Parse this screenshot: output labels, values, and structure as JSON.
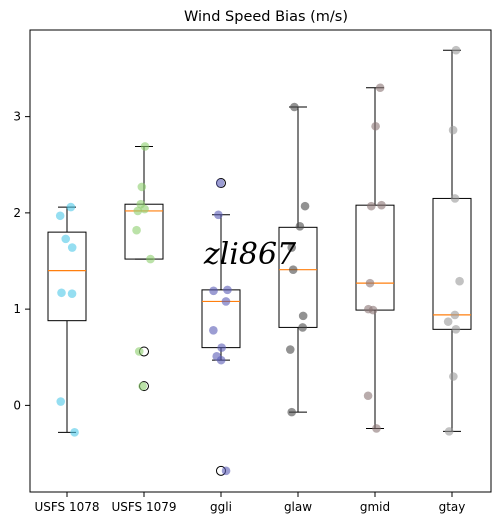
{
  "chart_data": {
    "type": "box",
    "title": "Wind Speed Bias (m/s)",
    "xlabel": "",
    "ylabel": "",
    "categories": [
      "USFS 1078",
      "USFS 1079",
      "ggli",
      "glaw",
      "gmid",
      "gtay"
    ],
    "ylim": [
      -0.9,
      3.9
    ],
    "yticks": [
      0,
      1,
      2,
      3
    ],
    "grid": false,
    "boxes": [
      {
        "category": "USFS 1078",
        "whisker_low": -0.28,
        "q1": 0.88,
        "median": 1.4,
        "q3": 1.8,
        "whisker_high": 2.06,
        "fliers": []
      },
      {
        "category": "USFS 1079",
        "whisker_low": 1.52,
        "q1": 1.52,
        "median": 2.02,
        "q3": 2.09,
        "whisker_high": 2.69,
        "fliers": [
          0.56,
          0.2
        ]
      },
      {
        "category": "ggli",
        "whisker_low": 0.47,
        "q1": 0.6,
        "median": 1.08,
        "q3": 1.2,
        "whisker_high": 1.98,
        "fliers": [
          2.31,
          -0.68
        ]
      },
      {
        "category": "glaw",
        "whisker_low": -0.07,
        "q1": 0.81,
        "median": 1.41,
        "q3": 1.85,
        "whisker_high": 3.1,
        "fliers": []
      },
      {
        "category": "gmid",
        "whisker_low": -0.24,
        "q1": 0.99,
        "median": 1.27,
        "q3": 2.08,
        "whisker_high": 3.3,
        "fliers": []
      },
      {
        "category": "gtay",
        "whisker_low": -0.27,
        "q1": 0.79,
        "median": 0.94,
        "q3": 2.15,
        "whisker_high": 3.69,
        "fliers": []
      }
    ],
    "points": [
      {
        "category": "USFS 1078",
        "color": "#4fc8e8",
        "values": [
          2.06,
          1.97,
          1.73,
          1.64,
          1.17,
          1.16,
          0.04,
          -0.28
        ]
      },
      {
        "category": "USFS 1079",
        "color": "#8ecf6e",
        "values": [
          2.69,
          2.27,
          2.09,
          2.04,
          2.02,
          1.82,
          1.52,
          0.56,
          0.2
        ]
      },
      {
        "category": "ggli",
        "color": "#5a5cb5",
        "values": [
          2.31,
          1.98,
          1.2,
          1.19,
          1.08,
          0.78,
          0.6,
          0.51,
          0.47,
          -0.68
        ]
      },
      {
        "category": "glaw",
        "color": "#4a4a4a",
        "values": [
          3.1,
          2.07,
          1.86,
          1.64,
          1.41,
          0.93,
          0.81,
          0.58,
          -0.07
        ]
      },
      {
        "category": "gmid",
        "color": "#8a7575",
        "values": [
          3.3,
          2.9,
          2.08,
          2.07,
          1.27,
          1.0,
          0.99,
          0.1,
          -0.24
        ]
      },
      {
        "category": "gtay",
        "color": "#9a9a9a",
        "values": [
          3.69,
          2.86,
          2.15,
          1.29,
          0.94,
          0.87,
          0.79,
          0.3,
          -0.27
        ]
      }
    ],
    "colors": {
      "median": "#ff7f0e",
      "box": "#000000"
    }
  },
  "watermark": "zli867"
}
::::
Using the data above, write out every line exactly, leaving the images behind.

## Answer below
Parse this screenshot: output labels, values, and structure as JSON.
{
  "chart_data": {
    "type": "box",
    "title": "Wind Speed Bias (m/s)",
    "xlabel": "",
    "ylabel": "",
    "categories": [
      "USFS 1078",
      "USFS 1079",
      "ggli",
      "glaw",
      "gmid",
      "gtay"
    ],
    "ylim": [
      -0.9,
      3.9
    ],
    "yticks": [
      0,
      1,
      2,
      3
    ],
    "grid": false,
    "boxes": [
      {
        "category": "USFS 1078",
        "whisker_low": -0.28,
        "q1": 0.88,
        "median": 1.4,
        "q3": 1.8,
        "whisker_high": 2.06,
        "fliers": []
      },
      {
        "category": "USFS 1079",
        "whisker_low": 1.52,
        "q1": 1.52,
        "median": 2.02,
        "q3": 2.09,
        "whisker_high": 2.69,
        "fliers": [
          0.56,
          0.2
        ]
      },
      {
        "category": "ggli",
        "whisker_low": 0.47,
        "q1": 0.6,
        "median": 1.08,
        "q3": 1.2,
        "whisker_high": 1.98,
        "fliers": [
          2.31,
          -0.68
        ]
      },
      {
        "category": "glaw",
        "whisker_low": -0.07,
        "q1": 0.81,
        "median": 1.41,
        "q3": 1.85,
        "whisker_high": 3.1,
        "fliers": []
      },
      {
        "category": "gmid",
        "whisker_low": -0.24,
        "q1": 0.99,
        "median": 1.27,
        "q3": 2.08,
        "whisker_high": 3.3,
        "fliers": []
      },
      {
        "category": "gtay",
        "whisker_low": -0.27,
        "q1": 0.79,
        "median": 0.94,
        "q3": 2.15,
        "whisker_high": 3.69,
        "fliers": []
      }
    ],
    "points": [
      {
        "category": "USFS 1078",
        "color": "#4fc8e8",
        "values": [
          2.06,
          1.97,
          1.73,
          1.64,
          1.17,
          1.16,
          0.04,
          -0.28
        ]
      },
      {
        "category": "USFS 1079",
        "color": "#8ecf6e",
        "values": [
          2.69,
          2.27,
          2.09,
          2.04,
          2.02,
          1.82,
          1.52,
          0.56,
          0.2
        ]
      },
      {
        "category": "ggli",
        "color": "#5a5cb5",
        "values": [
          2.31,
          1.98,
          1.2,
          1.19,
          1.08,
          0.78,
          0.6,
          0.51,
          0.47,
          -0.68
        ]
      },
      {
        "category": "glaw",
        "color": "#4a4a4a",
        "values": [
          3.1,
          2.07,
          1.86,
          1.64,
          1.41,
          0.93,
          0.81,
          0.58,
          -0.07
        ]
      },
      {
        "category": "gmid",
        "color": "#8a7575",
        "values": [
          3.3,
          2.9,
          2.08,
          2.07,
          1.27,
          1.0,
          0.99,
          0.1,
          -0.24
        ]
      },
      {
        "category": "gtay",
        "color": "#9a9a9a",
        "values": [
          3.69,
          2.86,
          2.15,
          1.29,
          0.94,
          0.87,
          0.79,
          0.3,
          -0.27
        ]
      }
    ],
    "colors": {
      "median": "#ff7f0e",
      "box": "#000000"
    }
  },
  "watermark": "zli867"
}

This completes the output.